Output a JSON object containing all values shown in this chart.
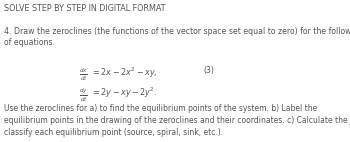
{
  "title": "SOLVE STEP BY STEP IN DIGITAL FORMAT",
  "question_number": "4.",
  "intro_text": "Draw the zeroclines (the functions of the vector space set equal to zero) for the following system\nof equations.",
  "eq_label": "(3)",
  "equation1_left": "$\\frac{dx}{dt}$",
  "equation1_right": "$= 2x - 2x^2 - xy,$",
  "equation2_left": "$\\frac{dy}{dt}$",
  "equation2_right": "$= 2y - xy - 2y^2.$",
  "footer_text": "Use the zeroclines for a) to find the equilibrium points of the system. b) Label the\nequilibrium points in the drawing of the zeroclines and their coordinates. c) Calculate the Jacobian and\nclassify each equilibrium point (source, spiral, sink, etc.).",
  "bg_color": "#ffffff",
  "text_color": "#555555",
  "title_fontsize": 5.8,
  "body_fontsize": 5.6,
  "eq_fontsize": 5.8,
  "footer_fontsize": 5.5
}
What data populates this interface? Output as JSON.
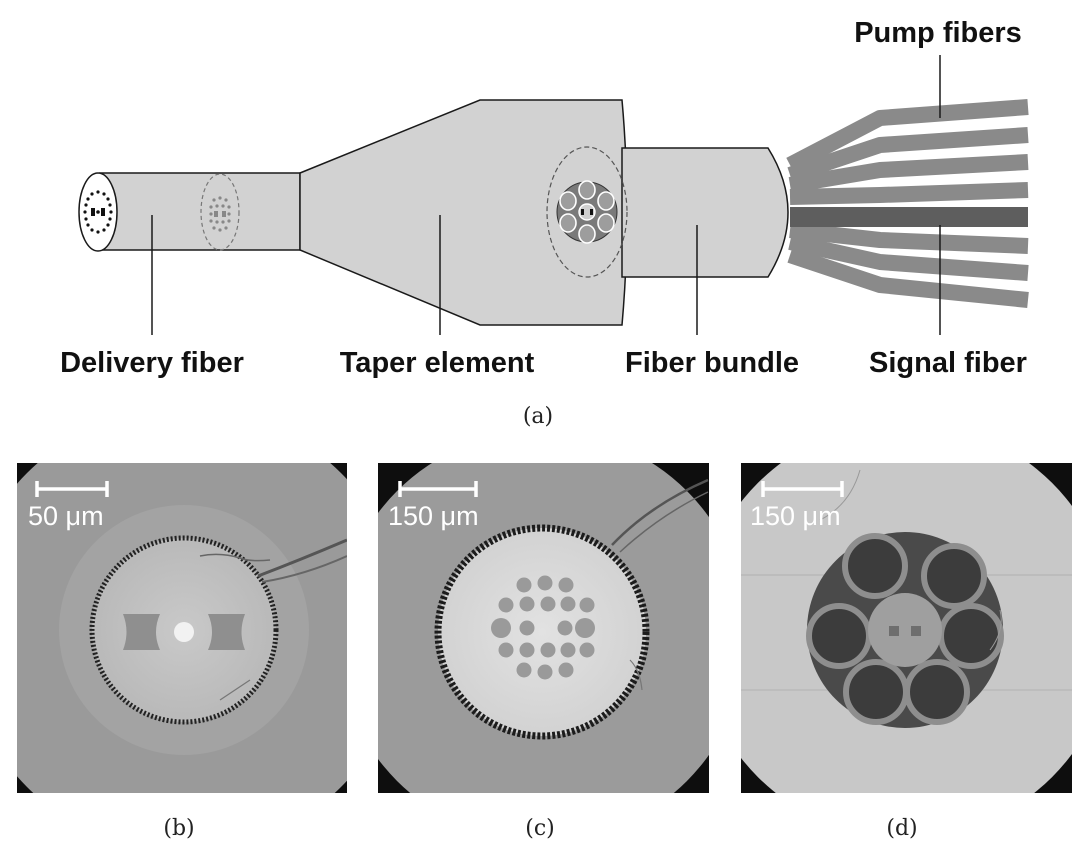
{
  "labels": {
    "delivery": "Delivery fiber",
    "taper": "Taper element",
    "bundle": "Fiber bundle",
    "signal": "Signal fiber",
    "pump": "Pump fibers"
  },
  "captions": {
    "a": "(a)",
    "b": "(b)",
    "c": "(c)",
    "d": "(d)"
  },
  "scale_bars": {
    "b": "50 μm",
    "c": "150 μm",
    "d": "150 μm"
  },
  "colors": {
    "body": "#d2d2d2",
    "outline": "#1a1a1a",
    "pump_fiber": "#8a8a8a",
    "signal_fiber": "#5e5e5e",
    "photo_background": "#0e0e0e"
  }
}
┄┄┄┄┄┄
-- WHAT NEEDS TO BE DONE --
Reply with one number: the count of lines in the entries that include the word "zeroclines".

-- OUTPUT OF THE EXERCISE --
2